(Collected data entries)
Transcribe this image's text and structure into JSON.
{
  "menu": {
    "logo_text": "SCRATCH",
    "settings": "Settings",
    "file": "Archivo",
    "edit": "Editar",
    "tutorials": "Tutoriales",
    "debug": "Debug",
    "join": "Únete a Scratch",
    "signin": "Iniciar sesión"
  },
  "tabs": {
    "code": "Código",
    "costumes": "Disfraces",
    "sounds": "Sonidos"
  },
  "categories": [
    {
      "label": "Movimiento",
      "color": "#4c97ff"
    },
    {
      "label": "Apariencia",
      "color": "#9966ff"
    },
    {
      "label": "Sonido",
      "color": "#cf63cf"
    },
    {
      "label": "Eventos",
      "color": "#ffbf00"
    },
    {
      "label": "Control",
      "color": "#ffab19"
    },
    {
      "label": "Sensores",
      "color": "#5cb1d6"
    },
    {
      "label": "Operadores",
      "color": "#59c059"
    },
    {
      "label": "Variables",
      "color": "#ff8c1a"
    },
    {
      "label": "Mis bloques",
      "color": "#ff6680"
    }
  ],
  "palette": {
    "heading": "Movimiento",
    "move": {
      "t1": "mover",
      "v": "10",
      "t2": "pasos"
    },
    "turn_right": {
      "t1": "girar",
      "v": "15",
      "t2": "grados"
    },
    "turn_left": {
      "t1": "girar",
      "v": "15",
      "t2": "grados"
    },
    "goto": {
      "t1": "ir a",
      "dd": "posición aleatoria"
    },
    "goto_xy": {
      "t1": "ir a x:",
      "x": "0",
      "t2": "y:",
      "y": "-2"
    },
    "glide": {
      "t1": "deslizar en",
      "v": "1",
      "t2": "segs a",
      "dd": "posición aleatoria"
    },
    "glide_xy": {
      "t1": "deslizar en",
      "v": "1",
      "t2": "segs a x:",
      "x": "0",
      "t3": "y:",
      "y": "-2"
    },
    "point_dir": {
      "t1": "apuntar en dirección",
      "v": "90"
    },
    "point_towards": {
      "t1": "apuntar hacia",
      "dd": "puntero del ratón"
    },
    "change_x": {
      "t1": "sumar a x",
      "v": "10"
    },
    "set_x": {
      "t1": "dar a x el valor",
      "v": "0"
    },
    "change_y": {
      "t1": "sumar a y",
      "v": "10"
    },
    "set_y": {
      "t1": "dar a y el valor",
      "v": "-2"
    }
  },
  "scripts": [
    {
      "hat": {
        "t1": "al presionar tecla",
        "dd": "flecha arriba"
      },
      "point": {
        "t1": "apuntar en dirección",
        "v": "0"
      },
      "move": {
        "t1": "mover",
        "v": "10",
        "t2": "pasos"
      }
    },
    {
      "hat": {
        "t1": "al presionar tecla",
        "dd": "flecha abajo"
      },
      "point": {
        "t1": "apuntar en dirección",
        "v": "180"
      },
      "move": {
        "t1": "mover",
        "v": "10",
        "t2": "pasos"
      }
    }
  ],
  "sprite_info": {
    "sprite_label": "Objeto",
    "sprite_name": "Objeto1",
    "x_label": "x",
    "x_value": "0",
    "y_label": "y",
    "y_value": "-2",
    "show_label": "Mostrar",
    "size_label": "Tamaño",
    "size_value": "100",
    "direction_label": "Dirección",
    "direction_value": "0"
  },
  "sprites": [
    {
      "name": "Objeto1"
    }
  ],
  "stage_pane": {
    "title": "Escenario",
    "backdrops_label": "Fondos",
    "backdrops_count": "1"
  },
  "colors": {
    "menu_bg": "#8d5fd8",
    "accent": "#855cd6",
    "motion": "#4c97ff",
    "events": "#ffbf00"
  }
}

§ TASK PROMPT
Give the entries again in full, exactly as they are written.

§ RESPONSE TO THE EXERCISE
Transcribe this image's text and structure into JSON.
{
  "menu": {
    "logo_text": "SCRATCH",
    "settings": "Settings",
    "file": "Archivo",
    "edit": "Editar",
    "tutorials": "Tutoriales",
    "debug": "Debug",
    "join": "Únete a Scratch",
    "signin": "Iniciar sesión"
  },
  "tabs": {
    "code": "Código",
    "costumes": "Disfraces",
    "sounds": "Sonidos"
  },
  "categories": [
    {
      "label": "Movimiento",
      "color": "#4c97ff"
    },
    {
      "label": "Apariencia",
      "color": "#9966ff"
    },
    {
      "label": "Sonido",
      "color": "#cf63cf"
    },
    {
      "label": "Eventos",
      "color": "#ffbf00"
    },
    {
      "label": "Control",
      "color": "#ffab19"
    },
    {
      "label": "Sensores",
      "color": "#5cb1d6"
    },
    {
      "label": "Operadores",
      "color": "#59c059"
    },
    {
      "label": "Variables",
      "color": "#ff8c1a"
    },
    {
      "label": "Mis bloques",
      "color": "#ff6680"
    }
  ],
  "palette": {
    "heading": "Movimiento",
    "move": {
      "t1": "mover",
      "v": "10",
      "t2": "pasos"
    },
    "turn_right": {
      "t1": "girar",
      "v": "15",
      "t2": "grados"
    },
    "turn_left": {
      "t1": "girar",
      "v": "15",
      "t2": "grados"
    },
    "goto": {
      "t1": "ir a",
      "dd": "posición aleatoria"
    },
    "goto_xy": {
      "t1": "ir a x:",
      "x": "0",
      "t2": "y:",
      "y": "-2"
    },
    "glide": {
      "t1": "deslizar en",
      "v": "1",
      "t2": "segs a",
      "dd": "posición aleatoria"
    },
    "glide_xy": {
      "t1": "deslizar en",
      "v": "1",
      "t2": "segs a x:",
      "x": "0",
      "t3": "y:",
      "y": "-2"
    },
    "point_dir": {
      "t1": "apuntar en dirección",
      "v": "90"
    },
    "point_towards": {
      "t1": "apuntar hacia",
      "dd": "puntero del ratón"
    },
    "change_x": {
      "t1": "sumar a x",
      "v": "10"
    },
    "set_x": {
      "t1": "dar a x el valor",
      "v": "0"
    },
    "change_y": {
      "t1": "sumar a y",
      "v": "10"
    },
    "set_y": {
      "t1": "dar a y el valor",
      "v": "-2"
    }
  },
  "scripts": [
    {
      "hat": {
        "t1": "al presionar tecla",
        "dd": "flecha arriba"
      },
      "point": {
        "t1": "apuntar en dirección",
        "v": "0"
      },
      "move": {
        "t1": "mover",
        "v": "10",
        "t2": "pasos"
      }
    },
    {
      "hat": {
        "t1": "al presionar tecla",
        "dd": "flecha abajo"
      },
      "point": {
        "t1": "apuntar en dirección",
        "v": "180"
      },
      "move": {
        "t1": "mover",
        "v": "10",
        "t2": "pasos"
      }
    }
  ],
  "sprite_info": {
    "sprite_label": "Objeto",
    "sprite_name": "Objeto1",
    "x_label": "x",
    "x_value": "0",
    "y_label": "y",
    "y_value": "-2",
    "show_label": "Mostrar",
    "size_label": "Tamaño",
    "size_value": "100",
    "direction_label": "Dirección",
    "direction_value": "0"
  },
  "sprites": [
    {
      "name": "Objeto1"
    }
  ],
  "stage_pane": {
    "title": "Escenario",
    "backdrops_label": "Fondos",
    "backdrops_count": "1"
  },
  "colors": {
    "menu_bg": "#8d5fd8",
    "accent": "#855cd6",
    "motion": "#4c97ff",
    "events": "#ffbf00"
  }
}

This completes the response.